▶ [What you need to do]
Each line containing the word "Overhead" should be found and copied.

▶ [Input for this task]
########################################

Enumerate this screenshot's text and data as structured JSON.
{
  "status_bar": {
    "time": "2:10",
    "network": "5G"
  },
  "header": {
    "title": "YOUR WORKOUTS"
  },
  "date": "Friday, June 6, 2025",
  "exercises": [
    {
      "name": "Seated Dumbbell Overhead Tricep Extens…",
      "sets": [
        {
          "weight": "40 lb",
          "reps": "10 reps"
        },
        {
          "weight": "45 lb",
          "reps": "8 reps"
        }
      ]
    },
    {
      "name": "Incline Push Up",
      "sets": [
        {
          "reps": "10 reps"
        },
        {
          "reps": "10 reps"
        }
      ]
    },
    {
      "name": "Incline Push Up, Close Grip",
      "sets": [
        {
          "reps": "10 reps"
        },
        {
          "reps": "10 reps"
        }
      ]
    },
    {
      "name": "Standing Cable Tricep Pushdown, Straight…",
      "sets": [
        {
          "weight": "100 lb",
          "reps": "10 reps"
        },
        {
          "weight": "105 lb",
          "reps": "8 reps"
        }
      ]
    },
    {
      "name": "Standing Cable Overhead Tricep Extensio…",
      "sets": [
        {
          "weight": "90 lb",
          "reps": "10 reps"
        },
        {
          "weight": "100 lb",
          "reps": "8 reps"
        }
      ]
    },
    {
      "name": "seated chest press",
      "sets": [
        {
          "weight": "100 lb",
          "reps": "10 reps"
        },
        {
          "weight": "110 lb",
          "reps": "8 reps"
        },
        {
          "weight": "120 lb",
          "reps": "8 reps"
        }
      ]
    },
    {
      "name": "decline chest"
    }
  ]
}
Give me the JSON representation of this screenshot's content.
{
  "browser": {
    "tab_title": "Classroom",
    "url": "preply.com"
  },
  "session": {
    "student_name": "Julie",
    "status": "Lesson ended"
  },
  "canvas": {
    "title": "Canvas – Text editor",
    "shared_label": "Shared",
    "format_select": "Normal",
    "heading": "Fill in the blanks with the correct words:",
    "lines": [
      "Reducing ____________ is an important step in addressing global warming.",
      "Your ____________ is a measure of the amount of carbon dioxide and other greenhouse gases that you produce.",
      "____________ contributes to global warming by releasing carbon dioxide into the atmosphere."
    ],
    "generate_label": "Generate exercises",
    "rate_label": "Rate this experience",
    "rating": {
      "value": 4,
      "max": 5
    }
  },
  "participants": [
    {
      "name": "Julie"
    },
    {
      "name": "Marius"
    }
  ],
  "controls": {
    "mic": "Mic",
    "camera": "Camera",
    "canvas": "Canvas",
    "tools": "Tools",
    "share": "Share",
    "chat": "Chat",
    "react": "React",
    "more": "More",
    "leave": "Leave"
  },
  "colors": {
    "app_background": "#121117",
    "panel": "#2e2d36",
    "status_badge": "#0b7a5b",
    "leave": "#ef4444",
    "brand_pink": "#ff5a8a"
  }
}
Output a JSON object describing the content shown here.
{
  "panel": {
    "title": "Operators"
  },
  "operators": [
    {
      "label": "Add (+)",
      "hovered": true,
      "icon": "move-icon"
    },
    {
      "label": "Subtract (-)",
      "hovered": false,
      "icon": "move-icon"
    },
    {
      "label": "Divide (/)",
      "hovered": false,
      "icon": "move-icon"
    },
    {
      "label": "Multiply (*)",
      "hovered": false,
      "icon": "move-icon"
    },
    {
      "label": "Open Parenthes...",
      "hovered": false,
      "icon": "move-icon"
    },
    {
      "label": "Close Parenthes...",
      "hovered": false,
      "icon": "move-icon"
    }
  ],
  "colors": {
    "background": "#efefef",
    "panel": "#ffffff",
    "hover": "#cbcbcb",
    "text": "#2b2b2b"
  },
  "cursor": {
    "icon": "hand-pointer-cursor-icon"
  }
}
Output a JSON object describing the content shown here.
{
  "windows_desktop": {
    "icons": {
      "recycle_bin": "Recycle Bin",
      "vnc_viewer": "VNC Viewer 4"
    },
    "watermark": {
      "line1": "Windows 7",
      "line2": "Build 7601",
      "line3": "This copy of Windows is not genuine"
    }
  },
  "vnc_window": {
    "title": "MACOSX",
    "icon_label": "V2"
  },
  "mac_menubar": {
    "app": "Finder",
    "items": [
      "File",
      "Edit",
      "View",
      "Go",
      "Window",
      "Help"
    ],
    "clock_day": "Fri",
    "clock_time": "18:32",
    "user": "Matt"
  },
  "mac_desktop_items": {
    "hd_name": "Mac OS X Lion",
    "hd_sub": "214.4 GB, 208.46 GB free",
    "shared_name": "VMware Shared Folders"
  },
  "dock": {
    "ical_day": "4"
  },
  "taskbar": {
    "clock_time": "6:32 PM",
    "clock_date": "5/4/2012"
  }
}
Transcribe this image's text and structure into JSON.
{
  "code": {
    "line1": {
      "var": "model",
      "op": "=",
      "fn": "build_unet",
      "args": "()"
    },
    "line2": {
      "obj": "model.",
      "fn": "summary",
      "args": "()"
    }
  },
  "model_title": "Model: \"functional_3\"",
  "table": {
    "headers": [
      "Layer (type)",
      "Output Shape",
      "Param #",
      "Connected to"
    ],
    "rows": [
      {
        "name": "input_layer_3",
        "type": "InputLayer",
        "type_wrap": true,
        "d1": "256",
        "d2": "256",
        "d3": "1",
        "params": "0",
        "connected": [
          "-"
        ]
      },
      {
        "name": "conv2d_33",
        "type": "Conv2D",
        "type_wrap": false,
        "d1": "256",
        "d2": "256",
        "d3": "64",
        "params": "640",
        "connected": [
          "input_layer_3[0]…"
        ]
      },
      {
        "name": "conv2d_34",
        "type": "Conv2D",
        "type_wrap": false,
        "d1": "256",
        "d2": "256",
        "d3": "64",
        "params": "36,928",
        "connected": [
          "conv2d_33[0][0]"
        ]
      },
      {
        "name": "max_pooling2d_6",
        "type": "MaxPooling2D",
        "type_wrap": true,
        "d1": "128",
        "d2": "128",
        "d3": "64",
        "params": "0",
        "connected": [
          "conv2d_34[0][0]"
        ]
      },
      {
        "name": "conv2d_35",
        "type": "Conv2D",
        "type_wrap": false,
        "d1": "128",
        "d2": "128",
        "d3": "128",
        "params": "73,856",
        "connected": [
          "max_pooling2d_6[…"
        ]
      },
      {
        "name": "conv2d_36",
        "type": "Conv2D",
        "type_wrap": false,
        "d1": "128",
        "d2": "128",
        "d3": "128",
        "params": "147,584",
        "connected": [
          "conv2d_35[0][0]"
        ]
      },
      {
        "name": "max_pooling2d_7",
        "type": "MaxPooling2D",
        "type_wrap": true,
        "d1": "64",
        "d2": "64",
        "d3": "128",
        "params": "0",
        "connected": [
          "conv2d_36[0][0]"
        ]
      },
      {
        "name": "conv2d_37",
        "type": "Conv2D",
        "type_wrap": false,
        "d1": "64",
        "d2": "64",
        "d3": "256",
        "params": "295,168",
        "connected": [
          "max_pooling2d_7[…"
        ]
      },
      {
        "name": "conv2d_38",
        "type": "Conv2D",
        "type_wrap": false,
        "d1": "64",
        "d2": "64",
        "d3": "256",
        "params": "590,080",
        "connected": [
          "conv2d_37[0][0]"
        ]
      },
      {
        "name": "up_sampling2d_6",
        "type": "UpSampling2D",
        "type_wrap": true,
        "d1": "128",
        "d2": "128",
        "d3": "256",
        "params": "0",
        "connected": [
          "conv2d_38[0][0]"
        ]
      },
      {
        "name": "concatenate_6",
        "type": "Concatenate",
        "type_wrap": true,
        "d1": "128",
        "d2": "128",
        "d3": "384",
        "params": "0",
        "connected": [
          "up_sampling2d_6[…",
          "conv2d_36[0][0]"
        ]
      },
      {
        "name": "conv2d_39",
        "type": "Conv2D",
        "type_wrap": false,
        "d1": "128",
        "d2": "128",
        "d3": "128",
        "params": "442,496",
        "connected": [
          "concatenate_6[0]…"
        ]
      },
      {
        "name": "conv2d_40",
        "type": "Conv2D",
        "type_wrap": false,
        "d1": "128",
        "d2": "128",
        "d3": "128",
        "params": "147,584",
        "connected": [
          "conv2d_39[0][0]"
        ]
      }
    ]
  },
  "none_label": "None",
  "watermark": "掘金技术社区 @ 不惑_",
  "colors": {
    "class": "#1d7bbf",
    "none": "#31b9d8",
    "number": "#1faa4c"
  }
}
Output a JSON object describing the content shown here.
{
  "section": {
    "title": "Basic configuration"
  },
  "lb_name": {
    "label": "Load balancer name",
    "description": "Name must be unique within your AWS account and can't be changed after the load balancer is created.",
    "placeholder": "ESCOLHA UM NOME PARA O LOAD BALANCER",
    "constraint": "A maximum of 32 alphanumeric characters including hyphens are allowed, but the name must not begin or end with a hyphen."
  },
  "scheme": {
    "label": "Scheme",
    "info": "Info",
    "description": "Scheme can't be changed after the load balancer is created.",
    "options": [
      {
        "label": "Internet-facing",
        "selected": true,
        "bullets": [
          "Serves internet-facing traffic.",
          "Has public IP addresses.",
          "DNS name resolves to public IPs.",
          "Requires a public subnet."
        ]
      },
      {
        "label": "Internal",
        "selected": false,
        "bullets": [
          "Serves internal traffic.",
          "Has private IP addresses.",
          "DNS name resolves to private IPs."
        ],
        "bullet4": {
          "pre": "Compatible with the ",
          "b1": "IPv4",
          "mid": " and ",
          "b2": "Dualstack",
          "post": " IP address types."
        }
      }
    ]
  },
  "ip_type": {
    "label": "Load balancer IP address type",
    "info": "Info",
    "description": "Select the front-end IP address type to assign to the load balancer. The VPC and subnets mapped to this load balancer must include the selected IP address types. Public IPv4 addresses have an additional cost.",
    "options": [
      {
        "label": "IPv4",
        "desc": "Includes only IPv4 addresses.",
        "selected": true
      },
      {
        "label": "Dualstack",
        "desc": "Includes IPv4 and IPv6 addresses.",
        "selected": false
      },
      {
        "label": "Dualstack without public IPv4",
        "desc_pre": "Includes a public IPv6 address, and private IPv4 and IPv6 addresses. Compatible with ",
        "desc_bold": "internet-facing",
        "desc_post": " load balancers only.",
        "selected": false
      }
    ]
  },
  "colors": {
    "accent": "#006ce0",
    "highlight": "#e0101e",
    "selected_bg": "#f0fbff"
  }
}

########################################

▶ [Task result]
      "name": "Seated Dumbbell Overhead Tricep Extens…",
      "name": "Standing Cable Overhead Tricep Extensio…",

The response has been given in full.